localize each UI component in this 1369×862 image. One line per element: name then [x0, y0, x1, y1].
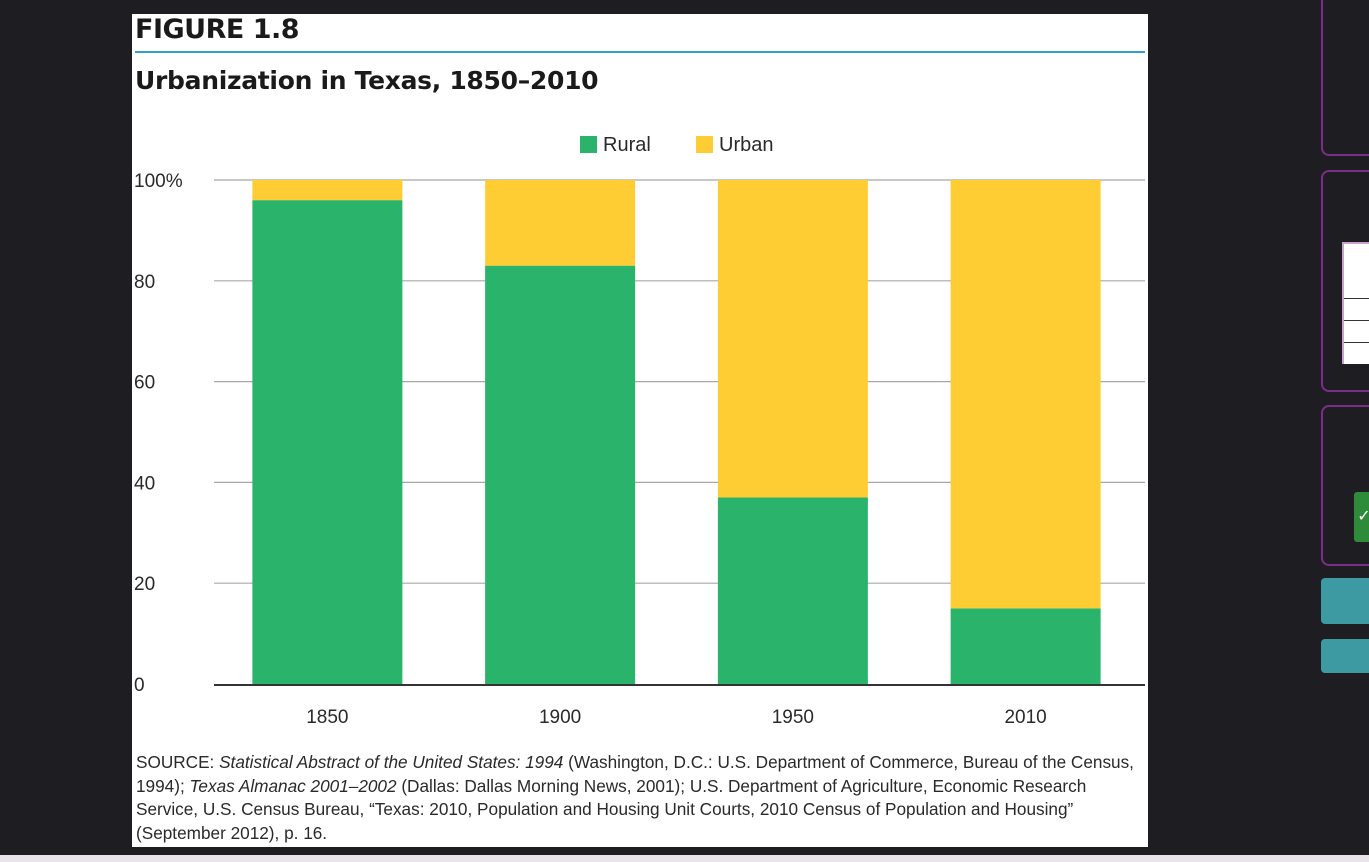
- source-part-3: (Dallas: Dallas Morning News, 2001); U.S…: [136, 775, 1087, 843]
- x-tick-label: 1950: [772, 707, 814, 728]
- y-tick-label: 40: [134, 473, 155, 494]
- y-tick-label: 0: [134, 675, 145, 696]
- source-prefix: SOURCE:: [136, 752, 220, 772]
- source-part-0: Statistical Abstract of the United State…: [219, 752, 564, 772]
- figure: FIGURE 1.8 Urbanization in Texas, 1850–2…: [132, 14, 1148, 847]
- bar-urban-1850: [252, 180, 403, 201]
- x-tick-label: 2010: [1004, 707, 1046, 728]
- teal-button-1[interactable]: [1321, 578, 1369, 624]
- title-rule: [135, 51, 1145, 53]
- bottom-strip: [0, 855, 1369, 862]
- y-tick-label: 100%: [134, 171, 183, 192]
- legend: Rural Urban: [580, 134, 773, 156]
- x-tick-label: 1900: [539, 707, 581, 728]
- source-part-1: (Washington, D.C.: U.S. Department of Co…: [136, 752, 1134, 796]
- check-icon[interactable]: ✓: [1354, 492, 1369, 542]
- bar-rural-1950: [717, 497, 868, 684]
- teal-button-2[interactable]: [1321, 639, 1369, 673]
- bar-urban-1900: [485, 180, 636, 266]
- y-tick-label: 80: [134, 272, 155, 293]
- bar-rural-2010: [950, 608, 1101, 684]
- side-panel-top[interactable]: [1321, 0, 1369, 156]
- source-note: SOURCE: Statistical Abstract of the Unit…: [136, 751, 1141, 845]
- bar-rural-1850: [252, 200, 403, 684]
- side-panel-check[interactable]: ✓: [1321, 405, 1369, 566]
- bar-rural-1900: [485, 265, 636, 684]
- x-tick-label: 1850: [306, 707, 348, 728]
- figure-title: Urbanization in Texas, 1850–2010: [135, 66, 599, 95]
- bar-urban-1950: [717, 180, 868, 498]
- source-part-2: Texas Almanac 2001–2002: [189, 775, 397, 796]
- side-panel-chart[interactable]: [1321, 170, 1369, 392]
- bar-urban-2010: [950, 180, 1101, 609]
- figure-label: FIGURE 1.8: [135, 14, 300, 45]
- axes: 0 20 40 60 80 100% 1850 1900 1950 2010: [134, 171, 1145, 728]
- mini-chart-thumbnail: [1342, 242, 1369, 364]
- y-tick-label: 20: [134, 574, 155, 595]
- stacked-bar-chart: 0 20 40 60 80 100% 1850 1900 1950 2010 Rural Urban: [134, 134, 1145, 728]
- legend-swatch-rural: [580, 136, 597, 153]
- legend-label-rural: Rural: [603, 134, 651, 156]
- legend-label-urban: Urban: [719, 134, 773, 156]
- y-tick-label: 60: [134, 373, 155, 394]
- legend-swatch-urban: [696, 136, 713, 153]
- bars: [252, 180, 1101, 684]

---

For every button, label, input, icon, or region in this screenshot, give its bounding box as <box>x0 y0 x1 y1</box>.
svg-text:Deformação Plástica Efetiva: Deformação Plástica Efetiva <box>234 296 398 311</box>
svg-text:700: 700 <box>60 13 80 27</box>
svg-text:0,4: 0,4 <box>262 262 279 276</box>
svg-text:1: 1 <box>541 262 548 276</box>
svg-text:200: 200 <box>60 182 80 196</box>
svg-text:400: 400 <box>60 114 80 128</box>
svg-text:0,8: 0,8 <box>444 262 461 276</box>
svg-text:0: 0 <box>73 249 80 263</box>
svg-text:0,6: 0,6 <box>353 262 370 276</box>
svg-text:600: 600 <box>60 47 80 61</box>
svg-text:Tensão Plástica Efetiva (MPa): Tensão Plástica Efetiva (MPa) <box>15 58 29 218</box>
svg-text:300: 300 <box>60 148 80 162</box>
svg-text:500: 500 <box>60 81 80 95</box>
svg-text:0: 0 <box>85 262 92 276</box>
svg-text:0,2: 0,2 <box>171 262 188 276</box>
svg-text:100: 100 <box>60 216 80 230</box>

- TASK DIRECTIONS -
Copy the entries from the line containing "- source-part-3: (Dallas: Dallas" up to and including the line containing "- bar-rural-1950: [717, 497, 868, 684]", keeping each line the same as it is.

- CORRECT OUTPUT -
- source-part-3: (Dallas: Dallas Morning News, 2001); U.S…: [136, 775, 1087, 843]
- x-tick-label: 1950: [772, 707, 814, 728]
- y-tick-label: 40: [134, 473, 155, 494]
- y-tick-label: 0: [134, 675, 145, 696]
- source-prefix: SOURCE:: [136, 752, 220, 772]
- source-part-0: Statistical Abstract of the United State…: [219, 752, 564, 772]
- figure: FIGURE 1.8 Urbanization in Texas, 1850–2…: [132, 14, 1148, 847]
- bar-urban-1850: [252, 180, 403, 201]
- x-tick-label: 2010: [1004, 707, 1046, 728]
- teal-button-1[interactable]: [1321, 578, 1369, 624]
- title-rule: [135, 51, 1145, 53]
- bottom-strip: [0, 855, 1369, 862]
- y-tick-label: 100%: [134, 171, 183, 192]
- legend: Rural Urban: [580, 134, 773, 156]
- x-tick-label: 1900: [539, 707, 581, 728]
- source-part-1: (Washington, D.C.: U.S. Department of Co…: [136, 752, 1134, 796]
- check-icon[interactable]: ✓: [1354, 492, 1369, 542]
- bar-rural-1950: [717, 497, 868, 684]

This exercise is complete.